[start Given text]

An Oxford historian captures a fascinating world history from an eastern perspective along the 6,400-km-long Silk Road network that connected eastern China and India to the Mediterranean Sea

Book Review: Retracing the Silk Route from 130 BC to 1453 AD

Rajiv Shirali
THE SILK ROADS
A New History of the World
Author: Peter Frankopan
Publisher: Bloomsbury
Pages: 636
Price: Rs 799

Peter Frankopan, a historian at Oxford University — where he is director of the Centre for Byzantine Research — tells a good story. The Silk Roads is about a subject that has fascinated him from boyhood, enabling him to produce a work that is full of enthralling anecdotal detail. Challenging the traditional narrative of history, which is West-centric, he shifts the centre of gravity eastwards — to a swathe of the world running broadly from the eastern shores of the Mediterranean and the Black Sea all the way to the Himalayas and beyond.

The book is also well timed, coming as it does when China is vigorously promoting its “One Belt, One Road” (OBOR) initiative, which Frankopan cites in support of his argument that a 21st century avatar of the Silk Roads is rapidly coming into being — the result of a well-planned Chinese strategy.    

The accepted history of civilisation that the author sets out to counter is, in the words of the anthropologist Eric Wolf (quoted by the author), one where “Ancient Greece begat Rome, Rome begat Christian Europe, Christian Europe begat the Renaissance, the Renaissance the Enlightenment, the Enlightenment political democracy and the industrial revolution. Industry crossed with democracy in turn yielded the United States, embodying the rights to life, liberty and the pursuit of happiness”. And counter it he does, for the most part with great panache.   

Frankopan’s research is impeccable. The Silk Roads is based on information from sources in well over a dozen languages. It has a sweeping canvas and covers more than 2,000 years of history, taking in the Greeks, the Romans, the Huns, the Mongols, the Ottomans, the Mughals, the European voyages of discovery in the 15th and 16th centuries and the establishment of colonial empires, Hitler’s invasion of the erstwhile Soviet Union (to gain control over Ukrainian wheat and the oilfields of Baku), the Iran-Iraq war of the 1980s, the Cold War and its aftermath, and the global war against terror. There are a myriad themes and threads, each a fit subject for a book; such a broad sweep can leave readers not already familiar with world history feeling that they have been on an exhausting yet exhilarating rollercoaster ride.

[end Given text]

■ Written problem 1: Please reproduce the part of the review that begins at the words "Rajiv Shirali" and stops after the words "Himalayas and beyond.".

[start Recorded information]

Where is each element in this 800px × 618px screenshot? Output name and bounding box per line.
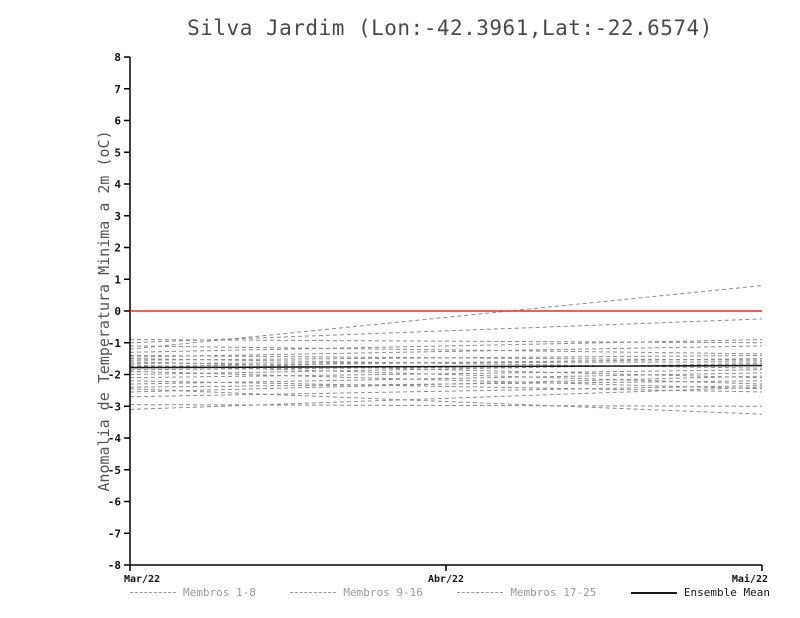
y-tick-label: 7 (114, 83, 121, 96)
x-tick-label: Abr/22 (428, 574, 464, 585)
legend-label: Membros 1-8 (183, 586, 256, 599)
y-tick-label: -8 (108, 559, 121, 572)
legend-label: Membros 17-25 (510, 586, 597, 599)
chart-title: Silva Jardim (Lon:-42.3961,Lat:-22.6574) (187, 16, 713, 40)
y-tick-label: -4 (108, 432, 122, 445)
legend-label: Membros 9-16 (343, 586, 423, 599)
y-tick-label: 1 (114, 273, 121, 286)
y-tick-label: -3 (108, 400, 121, 413)
legend-item: Membros 17-25 (457, 586, 596, 599)
legend-item: Membros 9-16 (290, 586, 423, 599)
dashed-line-sample (290, 592, 337, 593)
y-tick-label: 2 (114, 242, 121, 255)
legend-item: Membros 1-8 (130, 586, 256, 599)
y-tick-label: -5 (108, 464, 121, 477)
dashed-line-sample (457, 592, 504, 593)
y-tick-label: 8 (114, 51, 121, 64)
x-tick-label: Mai/22 (732, 573, 768, 585)
legend-item: Ensemble Mean (630, 586, 770, 599)
legend: Membros 1-8 Membros 9-16 Membros 17-25 Ense… (130, 586, 770, 599)
y-tick-label: 5 (114, 146, 121, 159)
y-tick-label: 4 (114, 178, 121, 191)
y-tick-label: 0 (114, 305, 121, 318)
y-tick-label: -7 (108, 527, 121, 540)
dashed-line-sample (130, 592, 176, 593)
legend-label: Ensemble Mean (683, 586, 770, 599)
y-tick-label: 6 (114, 115, 121, 128)
x-tick-label: Mar/22 (124, 574, 160, 585)
y-tick-label: -6 (108, 496, 122, 509)
y-tick-label: 3 (114, 210, 121, 223)
solid-line-sample (630, 591, 677, 594)
y-tick-label: -2 (108, 369, 121, 382)
y-tick-label: -1 (108, 337, 122, 350)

[end Recorded information]

■ Written problem 2: From the rows, transcribe the lines that start at the line containing "y-tick-label: 7 (114, 83, 121, 96)" and end after the line containing "legend-label: Membros 9-16", with both of those lines included.

■ Correct answer 1:
Rajiv Shirali
THE SILK ROADS
A New History of the World
Author: Peter Frankopan
Publisher: Bloomsbury
Pages: 636
Price: Rs 799

Peter Frankopan, a historian at Oxford University — where he is director of the Centre for Byzantine Research — tells a good story. The Silk Roads is about a subject that has fascinated him from boyhood, enabling him to produce a work that is full of enthralling anecdotal detail. Challenging the traditional narrative of history, which is West-centric, he shifts the centre of gravity eastwards — to a swathe of the world running broadly from the eastern shores of the Mediterranean and the Black Sea all the way to the Himalayas and beyond.

■ Correct answer 2:
y-tick-label: 7 (114, 83, 121, 96)
x-tick-label: Abr/22 (428, 574, 464, 585)
legend-label: Membros 1-8 (183, 586, 256, 599)
y-tick-label: -8 (108, 559, 121, 572)
legend-label: Membros 17-25 (510, 586, 597, 599)
chart-title: Silva Jardim (Lon:-42.3961,Lat:-22.6574) (187, 16, 713, 40)
y-tick-label: -4 (108, 432, 122, 445)
legend-label: Membros 9-16 (343, 586, 423, 599)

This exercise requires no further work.